_Exercises_
a) Reproduce the part of the stock regression chapter that lies between "Here is how the results" and "above two variables.", inclusive.
b) Write the next part of the stock regression chapter, beginning right after its final sentence.

_Source excerpt_
=-=-=-=-=

10.1 – Who is X and who is Y?
I hope the previous chapter gave you a basic understanding of linear regression and how one can conduct the linear regression operation on two sets of data, on MS Excel. Remember, we are talking about two variables here – X and Y.
X is defined as the independent variable and Y is the dependent variable. If you’ve spent time thinking about this, then I’m certain you’d have guessed X and Y will eventually be two different stocks.
In fact, let us just go ahead and run a linear regression on two stocks – maybe HDFC Bank and ICICI Bank and see what results we get.
I’m setting ICICI Bank as X and HDFC Bank as Y. A quick note on data before we proceed –
- Make sure your data is clean – adjusted for splits, bonuses, and any other corporate actions
- Make sure the data matches the exact dates – for instance, the data I have for both the stocks here runs from 4th of Dec 2015 to 4th Dec 2017.
Here is how the data looks –
I’ll run the linear regression on these two stocks (I’ve explained how to do this in the previous chapter), also do note, I’m running this on the stock prices and not really on stock returns –
The result of the linear regression is as follows –
Since ICICI is independent and HDFC is dependent, the equation is –
HDFC = Price of ICICI * 7.613 – 663.677
I’m assuming, you are familiar with the above equation. For those who are not familiar, I’d suggest you to read the previous two chapters. However here is the quick summary – the equation is trying to predict the price of HDFC using the price of ICICI.
Or in other words, we are trying to ‘express’ the price of HDFC in terms of ICICI.
Now, let us reverse this – I will set ICICI as dependent and HDFC as the independent.
Here is how the results look –
The equation is –
ICICI = HDFC * 0.09 + 142.4677
So for the given two stocks, you can regress two ways by reordering which stock is dependent and which one is the independent variable.
However, the question is – how do you decide which one should be marked dependent and which one as independent. Or in other words, which order makes the most sense.
The answer to this depends on three things –
- Standard Error
- Standard Error of intercept
- The ratio of the above two variables.
Remember, the linear equation above, essentially express the variation of price of ICICI in terms of HDFC (refer to the equation above). This expression or explanation of the price variation of one stock by keeping the price of the other stock as a reference can never be 100%. If it was 100%, then there is no play here at all.
Having said so, the equation should be strong enough to explain the variation in price of the dependent variable as much as possible, keeping the independent variable in perspective. The stronger this is, the better it is.

=-=-=-=-=

_Data supplied_
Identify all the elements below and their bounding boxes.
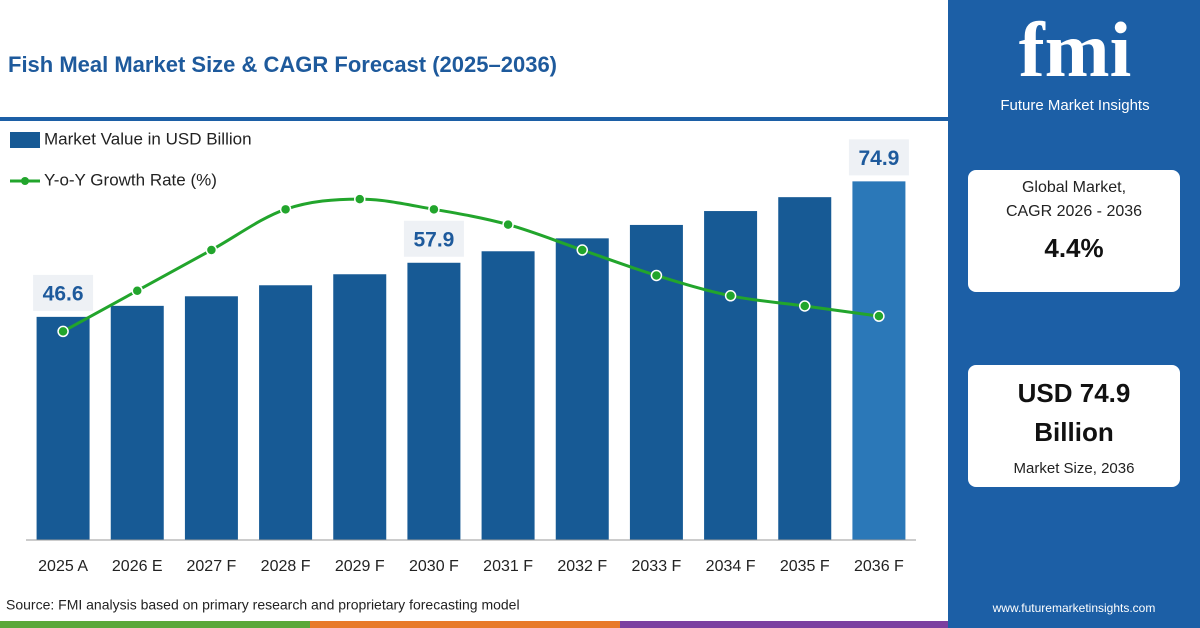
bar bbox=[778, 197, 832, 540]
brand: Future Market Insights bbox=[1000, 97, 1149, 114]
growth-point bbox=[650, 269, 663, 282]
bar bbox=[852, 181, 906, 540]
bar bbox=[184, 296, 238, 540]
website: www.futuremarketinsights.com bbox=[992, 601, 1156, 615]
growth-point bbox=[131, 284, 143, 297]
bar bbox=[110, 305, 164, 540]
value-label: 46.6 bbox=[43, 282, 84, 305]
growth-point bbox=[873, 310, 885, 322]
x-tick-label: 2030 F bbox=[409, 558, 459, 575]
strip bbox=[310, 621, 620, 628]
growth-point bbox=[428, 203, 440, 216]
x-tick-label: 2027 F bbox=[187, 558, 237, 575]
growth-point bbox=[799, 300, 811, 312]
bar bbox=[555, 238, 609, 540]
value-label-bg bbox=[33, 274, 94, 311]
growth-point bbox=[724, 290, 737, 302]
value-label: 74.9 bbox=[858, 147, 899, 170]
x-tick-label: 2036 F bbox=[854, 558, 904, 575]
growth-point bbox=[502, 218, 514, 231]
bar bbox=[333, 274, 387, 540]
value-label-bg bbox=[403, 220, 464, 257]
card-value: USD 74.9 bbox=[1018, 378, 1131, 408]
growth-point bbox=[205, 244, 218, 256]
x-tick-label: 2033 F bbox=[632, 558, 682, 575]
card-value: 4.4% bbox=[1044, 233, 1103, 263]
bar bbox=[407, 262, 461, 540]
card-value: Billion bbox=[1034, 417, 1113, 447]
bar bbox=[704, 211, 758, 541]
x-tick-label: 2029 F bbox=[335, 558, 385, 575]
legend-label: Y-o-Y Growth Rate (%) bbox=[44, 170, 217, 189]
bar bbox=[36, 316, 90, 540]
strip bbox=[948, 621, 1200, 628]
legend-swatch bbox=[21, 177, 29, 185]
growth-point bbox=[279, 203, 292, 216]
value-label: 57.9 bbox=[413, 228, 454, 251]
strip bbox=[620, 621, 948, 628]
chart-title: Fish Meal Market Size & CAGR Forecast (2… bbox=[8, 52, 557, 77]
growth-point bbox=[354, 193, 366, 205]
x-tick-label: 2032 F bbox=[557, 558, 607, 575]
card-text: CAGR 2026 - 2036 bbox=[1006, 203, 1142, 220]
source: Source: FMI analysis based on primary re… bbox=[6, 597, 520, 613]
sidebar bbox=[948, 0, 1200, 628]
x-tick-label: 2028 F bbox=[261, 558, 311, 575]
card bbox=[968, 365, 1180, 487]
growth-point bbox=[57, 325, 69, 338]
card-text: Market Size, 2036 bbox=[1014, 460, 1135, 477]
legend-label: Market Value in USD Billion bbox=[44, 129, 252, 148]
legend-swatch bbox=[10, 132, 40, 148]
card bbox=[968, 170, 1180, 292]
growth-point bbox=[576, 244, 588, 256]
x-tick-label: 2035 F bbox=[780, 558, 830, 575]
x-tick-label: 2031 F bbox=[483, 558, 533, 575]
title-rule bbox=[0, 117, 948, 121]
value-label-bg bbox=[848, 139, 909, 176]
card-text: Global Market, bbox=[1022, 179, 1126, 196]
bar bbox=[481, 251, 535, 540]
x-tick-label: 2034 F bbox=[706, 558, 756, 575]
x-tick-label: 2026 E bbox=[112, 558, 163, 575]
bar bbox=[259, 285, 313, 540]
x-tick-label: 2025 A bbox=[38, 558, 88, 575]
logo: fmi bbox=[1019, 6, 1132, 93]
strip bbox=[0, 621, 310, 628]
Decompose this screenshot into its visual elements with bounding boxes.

=-=-=-=-=

_Outputs by task_
a)
Here is how the results look –
The equation is –
ICICI = HDFC * 0.09 + 142.4677
So for the given two stocks, you can regress two ways by reordering which stock is dependent and which one is the independent variable.
However, the question is – how do you decide which one should be marked dependent and which one as independent. Or in other words, which order makes the most sense.
The answer to this depends on three things –
- Standard Error
- Standard Error of intercept
- The ratio of the above two variables.

b)
This leads us to the next obvious question – how do we figure out how strong the linear regression equation is? This is where the ratio –
Standard Error of Intercept / Standard Error comes into play. To understand this ratio, we need to understand both the numerator and the denominator before talking about the ratio itself.
10.2 – Back to residuals
Here is the linear regression equation of ICICI as independent and HDFC as the dependent –
HDFC = Price of ICICI * 7.613 – 663.677
This essentially means, if I know the price of ICICI, I should be able to predict the price of HDFC. However, in reality, there is a difference between the predicted price of HDFC and the actual price. This difference is called the ‘Residuals’.
Here is the snapshot of the residuals when we try and explain the price of HDFC keeping ICICI as the independent variable –
When I talk about the regression equation and the residuals, usually, I get one common question – what is the use of regression if there is a residual each and every time? Or in other words, how can we rely on an equation, which fails to predict accurately, even once.
This is a fair question. If you look at the residuals above, they vary from a low of -288 to a high of 548, so using this equation to make any sort of prediction one price is futile.
But then, this was never about predicting the price of the dependent stock, given the price of an independent stock. It was always about the residuals!
Let me give you a heads-up here – the residuals display a certain behaviour. If we can understand this behaviour and figure a pattern within it, then we can rework backwards to construct a trade. This trade obviously involves buying and selling the two stocks simultaneously, hence this qualifies as a pair trade.
Over the next few chapter, we will dwell deeper into this. However, for now, let’s talk about the ‘Standard Error’, the denominator in the Standard Error of Intercept / Standard Error equation.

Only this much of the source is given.